Data listing

+++

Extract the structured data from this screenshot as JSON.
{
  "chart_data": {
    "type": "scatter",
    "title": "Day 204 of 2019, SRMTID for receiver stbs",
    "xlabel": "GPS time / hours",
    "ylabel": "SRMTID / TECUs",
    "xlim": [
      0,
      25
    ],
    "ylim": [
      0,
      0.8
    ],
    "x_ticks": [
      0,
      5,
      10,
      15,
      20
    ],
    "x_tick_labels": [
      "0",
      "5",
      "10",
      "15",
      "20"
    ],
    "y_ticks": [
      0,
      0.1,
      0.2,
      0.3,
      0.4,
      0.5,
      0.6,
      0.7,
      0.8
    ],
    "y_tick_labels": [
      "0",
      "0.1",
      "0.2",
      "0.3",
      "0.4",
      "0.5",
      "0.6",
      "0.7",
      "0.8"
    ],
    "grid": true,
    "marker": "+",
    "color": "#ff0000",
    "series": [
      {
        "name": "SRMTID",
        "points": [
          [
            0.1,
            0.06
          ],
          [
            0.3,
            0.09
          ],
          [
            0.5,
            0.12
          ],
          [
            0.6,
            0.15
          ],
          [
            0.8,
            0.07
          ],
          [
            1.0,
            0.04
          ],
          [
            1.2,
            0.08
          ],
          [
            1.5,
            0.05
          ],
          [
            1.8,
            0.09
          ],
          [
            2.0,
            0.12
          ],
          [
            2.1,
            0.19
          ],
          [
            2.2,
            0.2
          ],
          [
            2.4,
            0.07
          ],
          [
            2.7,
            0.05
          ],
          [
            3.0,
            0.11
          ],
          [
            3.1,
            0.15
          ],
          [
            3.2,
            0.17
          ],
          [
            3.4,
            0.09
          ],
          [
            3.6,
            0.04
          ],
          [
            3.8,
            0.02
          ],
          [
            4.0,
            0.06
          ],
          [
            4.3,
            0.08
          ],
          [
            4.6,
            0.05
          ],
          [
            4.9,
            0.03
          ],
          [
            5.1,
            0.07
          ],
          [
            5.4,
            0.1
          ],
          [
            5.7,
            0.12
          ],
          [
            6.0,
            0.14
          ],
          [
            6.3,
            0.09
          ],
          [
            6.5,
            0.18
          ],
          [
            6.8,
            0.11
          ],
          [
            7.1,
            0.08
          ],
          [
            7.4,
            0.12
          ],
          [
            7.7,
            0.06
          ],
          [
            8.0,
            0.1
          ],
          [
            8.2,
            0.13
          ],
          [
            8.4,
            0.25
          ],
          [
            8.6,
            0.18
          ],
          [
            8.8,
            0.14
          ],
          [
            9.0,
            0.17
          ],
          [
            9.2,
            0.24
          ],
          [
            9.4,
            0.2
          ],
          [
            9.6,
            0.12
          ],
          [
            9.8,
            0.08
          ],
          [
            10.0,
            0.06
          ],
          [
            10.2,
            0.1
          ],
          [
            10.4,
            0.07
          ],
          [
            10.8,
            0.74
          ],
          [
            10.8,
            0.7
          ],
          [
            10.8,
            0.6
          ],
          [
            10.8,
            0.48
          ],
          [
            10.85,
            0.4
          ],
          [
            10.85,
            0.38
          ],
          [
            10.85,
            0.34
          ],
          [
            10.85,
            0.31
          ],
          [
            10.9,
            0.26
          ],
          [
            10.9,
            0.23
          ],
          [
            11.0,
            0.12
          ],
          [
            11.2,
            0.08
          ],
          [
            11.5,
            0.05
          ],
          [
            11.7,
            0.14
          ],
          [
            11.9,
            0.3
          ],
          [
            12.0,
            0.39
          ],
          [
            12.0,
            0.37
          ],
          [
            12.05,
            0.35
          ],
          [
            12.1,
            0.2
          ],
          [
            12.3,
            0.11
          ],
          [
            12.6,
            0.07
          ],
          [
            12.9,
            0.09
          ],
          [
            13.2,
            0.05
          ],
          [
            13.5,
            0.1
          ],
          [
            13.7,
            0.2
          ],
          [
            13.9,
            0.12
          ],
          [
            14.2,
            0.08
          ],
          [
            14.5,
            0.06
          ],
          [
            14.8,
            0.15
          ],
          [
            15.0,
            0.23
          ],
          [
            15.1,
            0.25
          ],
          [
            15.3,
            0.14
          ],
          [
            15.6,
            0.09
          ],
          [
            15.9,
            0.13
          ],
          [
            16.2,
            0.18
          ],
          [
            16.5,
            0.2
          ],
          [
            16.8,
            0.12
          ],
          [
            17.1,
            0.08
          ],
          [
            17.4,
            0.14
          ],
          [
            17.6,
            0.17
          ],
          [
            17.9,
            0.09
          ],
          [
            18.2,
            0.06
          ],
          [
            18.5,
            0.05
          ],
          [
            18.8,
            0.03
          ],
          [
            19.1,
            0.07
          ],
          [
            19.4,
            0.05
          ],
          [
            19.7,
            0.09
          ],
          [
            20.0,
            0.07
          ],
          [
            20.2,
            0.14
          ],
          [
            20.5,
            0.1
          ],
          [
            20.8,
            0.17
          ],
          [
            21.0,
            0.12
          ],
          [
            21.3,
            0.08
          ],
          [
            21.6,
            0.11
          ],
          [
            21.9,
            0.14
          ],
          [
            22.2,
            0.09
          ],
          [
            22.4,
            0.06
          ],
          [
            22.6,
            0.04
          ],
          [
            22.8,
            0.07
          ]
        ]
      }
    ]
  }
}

+++

Each line of the material above needs to be quoted exactly, please.

Extract the structured data from this screenshot as JSON.
{
  "chart_data": {
    "type": "scatter",
    "title": "Day 204 of 2019, SRMTID for receiver stbs",
    "xlabel": "GPS time / hours",
    "ylabel": "SRMTID / TECUs",
    "xlim": [
      0,
      25
    ],
    "ylim": [
      0,
      0.8
    ],
    "x_ticks": [
      0,
      5,
      10,
      15,
      20
    ],
    "x_tick_labels": [
      "0",
      "5",
      "10",
      "15",
      "20"
    ],
    "y_ticks": [
      0,
      0.1,
      0.2,
      0.3,
      0.4,
      0.5,
      0.6,
      0.7,
      0.8
    ],
    "y_tick_labels": [
      "0",
      "0.1",
      "0.2",
      "0.3",
      "0.4",
      "0.5",
      "0.6",
      "0.7",
      "0.8"
    ],
    "grid": true,
    "marker": "+",
    "color": "#ff0000",
    "series": [
      {
        "name": "SRMTID",
        "points": [
          [
            0.1,
            0.06
          ],
          [
            0.3,
            0.09
          ],
          [
            0.5,
            0.12
          ],
          [
            0.6,
            0.15
          ],
          [
            0.8,
            0.07
          ],
          [
            1.0,
            0.04
          ],
          [
            1.2,
            0.08
          ],
          [
            1.5,
            0.05
          ],
          [
            1.8,
            0.09
          ],
          [
            2.0,
            0.12
          ],
          [
            2.1,
            0.19
          ],
          [
            2.2,
            0.2
          ],
          [
            2.4,
            0.07
          ],
          [
            2.7,
            0.05
          ],
          [
            3.0,
            0.11
          ],
          [
            3.1,
            0.15
          ],
          [
            3.2,
            0.17
          ],
          [
            3.4,
            0.09
          ],
          [
            3.6,
            0.04
          ],
          [
            3.8,
            0.02
          ],
          [
            4.0,
            0.06
          ],
          [
            4.3,
            0.08
          ],
          [
            4.6,
            0.05
          ],
          [
            4.9,
            0.03
          ],
          [
            5.1,
            0.07
          ],
          [
            5.4,
            0.1
          ],
          [
            5.7,
            0.12
          ],
          [
            6.0,
            0.14
          ],
          [
            6.3,
            0.09
          ],
          [
            6.5,
            0.18
          ],
          [
            6.8,
            0.11
          ],
          [
            7.1,
            0.08
          ],
          [
            7.4,
            0.12
          ],
          [
            7.7,
            0.06
          ],
          [
            8.0,
            0.1
          ],
          [
            8.2,
            0.13
          ],
          [
            8.4,
            0.25
          ],
          [
            8.6,
            0.18
          ],
          [
            8.8,
            0.14
          ],
          [
            9.0,
            0.17
          ],
          [
            9.2,
            0.24
          ],
          [
            9.4,
            0.2
          ],
          [
            9.6,
            0.12
          ],
          [
            9.8,
            0.08
          ],
          [
            10.0,
            0.06
          ],
          [
            10.2,
            0.1
          ],
          [
            10.4,
            0.07
          ],
          [
            10.8,
            0.74
          ],
          [
            10.8,
            0.7
          ],
          [
            10.8,
            0.6
          ],
          [
            10.8,
            0.48
          ],
          [
            10.85,
            0.4
          ],
          [
            10.85,
            0.38
          ],
          [
            10.85,
            0.34
          ],
          [
            10.85,
            0.31
          ],
          [
            10.9,
            0.26
          ],
          [
            10.9,
            0.23
          ],
          [
            11.0,
            0.12
          ],
          [
            11.2,
            0.08
          ],
          [
            11.5,
            0.05
          ],
          [
            11.7,
            0.14
          ],
          [
            11.9,
            0.3
          ],
          [
            12.0,
            0.39
          ],
          [
            12.0,
            0.37
          ],
          [
            12.05,
            0.35
          ],
          [
            12.1,
            0.2
          ],
          [
            12.3,
            0.11
          ],
          [
            12.6,
            0.07
          ],
          [
            12.9,
            0.09
          ],
          [
            13.2,
            0.05
          ],
          [
            13.5,
            0.1
          ],
          [
            13.7,
            0.2
          ],
          [
            13.9,
            0.12
          ],
          [
            14.2,
            0.08
          ],
          [
            14.5,
            0.06
          ],
          [
            14.8,
            0.15
          ],
          [
            15.0,
            0.23
          ],
          [
            15.1,
            0.25
          ],
          [
            15.3,
            0.14
          ],
          [
            15.6,
            0.09
          ],
          [
            15.9,
            0.13
          ],
          [
            16.2,
            0.18
          ],
          [
            16.5,
            0.2
          ],
          [
            16.8,
            0.12
          ],
          [
            17.1,
            0.08
          ],
          [
            17.4,
            0.14
          ],
          [
            17.6,
            0.17
          ],
          [
            17.9,
            0.09
          ],
          [
            18.2,
            0.06
          ],
          [
            18.5,
            0.05
          ],
          [
            18.8,
            0.03
          ],
          [
            19.1,
            0.07
          ],
          [
            19.4,
            0.05
          ],
          [
            19.7,
            0.09
          ],
          [
            20.0,
            0.07
          ],
          [
            20.2,
            0.14
          ],
          [
            20.5,
            0.1
          ],
          [
            20.8,
            0.17
          ],
          [
            21.0,
            0.12
          ],
          [
            21.3,
            0.08
          ],
          [
            21.6,
            0.11
          ],
          [
            21.9,
            0.14
          ],
          [
            22.2,
            0.09
          ],
          [
            22.4,
            0.06
          ],
          [
            22.6,
            0.04
          ],
          [
            22.8,
            0.07
          ]
        ]
      }
    ]
  }
}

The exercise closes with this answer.